* _Task requirements_: Please arrange the items below as a numbered list, leaving out any blank lines. Begin at the first line of the items and stop after the line that contains "442, 497, 447]".

* _Stored rows_:

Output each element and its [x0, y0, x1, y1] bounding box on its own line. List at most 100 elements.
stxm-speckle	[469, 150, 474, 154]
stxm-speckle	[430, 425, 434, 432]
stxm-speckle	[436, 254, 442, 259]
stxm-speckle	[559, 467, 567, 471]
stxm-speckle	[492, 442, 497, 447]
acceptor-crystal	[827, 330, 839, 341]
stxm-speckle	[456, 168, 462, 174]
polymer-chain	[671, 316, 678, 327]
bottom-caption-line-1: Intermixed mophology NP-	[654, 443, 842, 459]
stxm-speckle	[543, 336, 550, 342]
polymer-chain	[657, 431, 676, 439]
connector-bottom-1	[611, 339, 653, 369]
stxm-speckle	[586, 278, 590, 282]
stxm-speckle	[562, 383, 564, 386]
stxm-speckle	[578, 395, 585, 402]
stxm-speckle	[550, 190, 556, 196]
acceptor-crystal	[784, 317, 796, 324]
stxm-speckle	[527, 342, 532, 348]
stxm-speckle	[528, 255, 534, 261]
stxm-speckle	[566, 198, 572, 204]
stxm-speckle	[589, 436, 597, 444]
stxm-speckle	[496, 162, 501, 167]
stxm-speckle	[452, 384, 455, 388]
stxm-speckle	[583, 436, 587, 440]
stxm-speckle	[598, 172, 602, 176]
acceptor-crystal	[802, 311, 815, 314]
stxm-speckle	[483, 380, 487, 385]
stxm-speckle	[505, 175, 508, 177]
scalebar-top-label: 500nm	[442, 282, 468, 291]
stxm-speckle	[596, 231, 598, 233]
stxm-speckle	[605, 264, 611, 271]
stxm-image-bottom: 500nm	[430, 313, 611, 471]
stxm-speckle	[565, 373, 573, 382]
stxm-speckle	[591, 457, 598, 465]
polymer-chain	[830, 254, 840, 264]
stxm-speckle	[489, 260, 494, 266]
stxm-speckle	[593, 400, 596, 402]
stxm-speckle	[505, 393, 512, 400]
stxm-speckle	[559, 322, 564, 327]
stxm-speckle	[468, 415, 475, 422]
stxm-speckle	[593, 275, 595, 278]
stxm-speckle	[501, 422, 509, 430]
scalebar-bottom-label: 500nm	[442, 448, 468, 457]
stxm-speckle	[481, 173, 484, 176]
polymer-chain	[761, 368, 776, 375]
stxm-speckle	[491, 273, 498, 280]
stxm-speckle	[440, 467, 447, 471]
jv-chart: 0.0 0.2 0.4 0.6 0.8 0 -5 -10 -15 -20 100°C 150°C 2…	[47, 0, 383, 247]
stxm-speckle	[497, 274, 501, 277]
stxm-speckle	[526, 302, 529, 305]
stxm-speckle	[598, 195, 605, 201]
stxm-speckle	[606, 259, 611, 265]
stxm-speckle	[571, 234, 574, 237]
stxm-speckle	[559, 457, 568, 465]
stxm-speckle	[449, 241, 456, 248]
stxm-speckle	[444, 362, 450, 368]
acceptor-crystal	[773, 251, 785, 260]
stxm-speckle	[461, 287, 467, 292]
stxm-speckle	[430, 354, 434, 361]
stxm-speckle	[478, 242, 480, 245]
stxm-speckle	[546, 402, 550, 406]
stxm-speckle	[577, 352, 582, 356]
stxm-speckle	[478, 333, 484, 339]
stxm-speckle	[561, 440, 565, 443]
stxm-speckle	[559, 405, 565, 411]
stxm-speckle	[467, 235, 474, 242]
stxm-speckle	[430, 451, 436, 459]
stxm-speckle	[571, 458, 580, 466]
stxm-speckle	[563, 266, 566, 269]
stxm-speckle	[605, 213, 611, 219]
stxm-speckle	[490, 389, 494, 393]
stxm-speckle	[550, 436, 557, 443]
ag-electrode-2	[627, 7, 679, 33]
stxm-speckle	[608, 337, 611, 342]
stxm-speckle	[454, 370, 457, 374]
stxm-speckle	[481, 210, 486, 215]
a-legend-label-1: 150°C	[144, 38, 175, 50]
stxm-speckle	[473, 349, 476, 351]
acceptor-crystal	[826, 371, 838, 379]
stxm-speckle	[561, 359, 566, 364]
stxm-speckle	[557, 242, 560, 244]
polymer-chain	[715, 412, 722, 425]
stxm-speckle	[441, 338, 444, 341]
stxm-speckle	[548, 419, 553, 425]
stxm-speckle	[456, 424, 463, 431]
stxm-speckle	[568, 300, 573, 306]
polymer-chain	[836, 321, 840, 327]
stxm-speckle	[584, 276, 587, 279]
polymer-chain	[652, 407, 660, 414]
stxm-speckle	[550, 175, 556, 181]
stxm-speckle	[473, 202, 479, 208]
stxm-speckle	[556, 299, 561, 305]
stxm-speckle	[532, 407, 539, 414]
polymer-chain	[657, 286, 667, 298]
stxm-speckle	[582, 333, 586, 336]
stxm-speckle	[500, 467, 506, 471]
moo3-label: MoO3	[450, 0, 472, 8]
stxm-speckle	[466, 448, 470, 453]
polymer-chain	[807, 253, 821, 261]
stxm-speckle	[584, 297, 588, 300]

* _Solved problem_:
1. Output each element and its [x0, y0, x1, y1] bounding box on its own line. List at most 100 elements.
2. stxm-speckle	[469, 150, 474, 154]
3. stxm-speckle	[430, 425, 434, 432]
4. stxm-speckle	[436, 254, 442, 259]
5. stxm-speckle	[559, 467, 567, 471]
6. stxm-speckle	[492, 442, 497, 447]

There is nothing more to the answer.